Material for the task:

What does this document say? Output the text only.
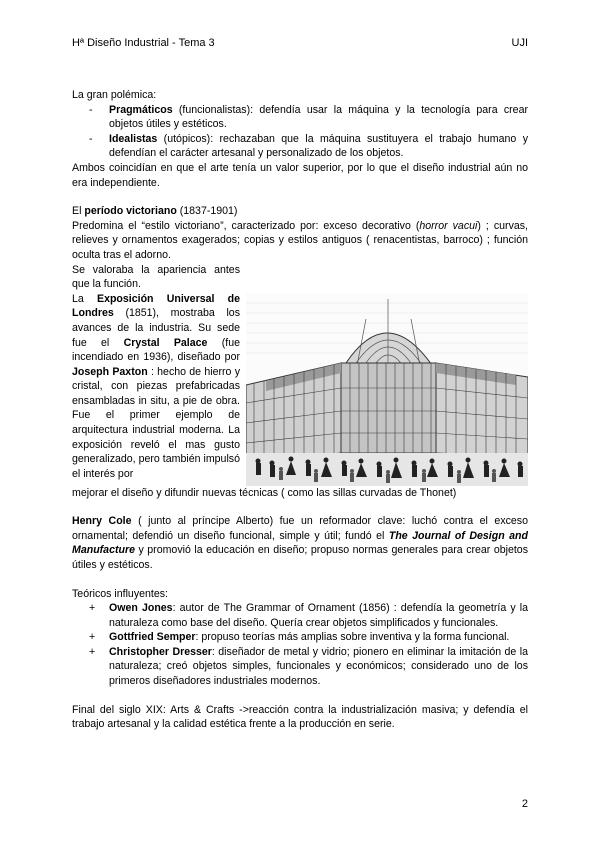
Hª Diseño Industrial - Tema 3	UJI

La gran polémica:

-	Pragmáticos (funcionalistas): defendía usar la máquina y la tecnología para crear objetos útiles y estéticos.
-	Idealistas (utópicos): rechazaban que la máquina sustituyera el trabajo humano y defendían el carácter artesanal y personalizado de los objetos.

Ambos coincidían en que el arte tenía un valor superior, por lo que el diseño industrial aún no era independiente.

El período victoriano (1837-1901)

Predomina el “estilo victoriano”, caracterizado por: exceso decorativo (horror vacui) ; curvas, relieves y ornamentos exagerados; copias y estilos antiguos ( renacentistas, barroco) ; función oculta tras el adorno.

Se valoraba la apariencia antes que la función.

La Exposición Universal de Londres (1851), mostraba los avances de la industria. Su sede fue el Crystal Palace (fue incendiado en 1936), diseñado por Joseph Paxton : hecho de hierro y cristal, con piezas prefabricadas ensambladas in situ, a pie de obra. Fue el primer ejemplo de arquitectura industrial moderna. La exposición reveló el mas gusto generalizado, pero también impulsó el interés por

mejorar el diseño y difundir nuevas técnicas ( como las sillas curvadas de Thonet)

Henry Cole ( junto al príncipe Alberto) fue un reformador clave: luchó contra el exceso ornamental; defendió un diseño funcional, simple y útil; fundó el The Journal of Design and Manufacture y promovió la educación en diseño; propuso normas generales para crear objetos útiles y estéticos.

Teóricos influyentes:

+	Owen Jones: autor de The Grammar of Ornament (1856) : defendía la geometría y la naturaleza como base del diseño. Quería crear objetos simplificados y funcionales.
+	Gottfried Semper: propuso teorías más amplias sobre inventiva y la forma funcional.
+	Christopher Dresser: diseñador de metal y vidrio; pionero en eliminar la imitación de la naturaleza; creó objetos simples, funcionales y económicos; considerado uno de los primeros diseñadores industriales modernos.

Final del siglo XIX: Arts & Crafts ->reacción contra la industrialización masiva; y defendía el trabajo artesanal y la calidad estética frente a la producción en serie.

2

Directions: Tally the lines above containing "crear". Answer with the count only.

Finished exercise: 3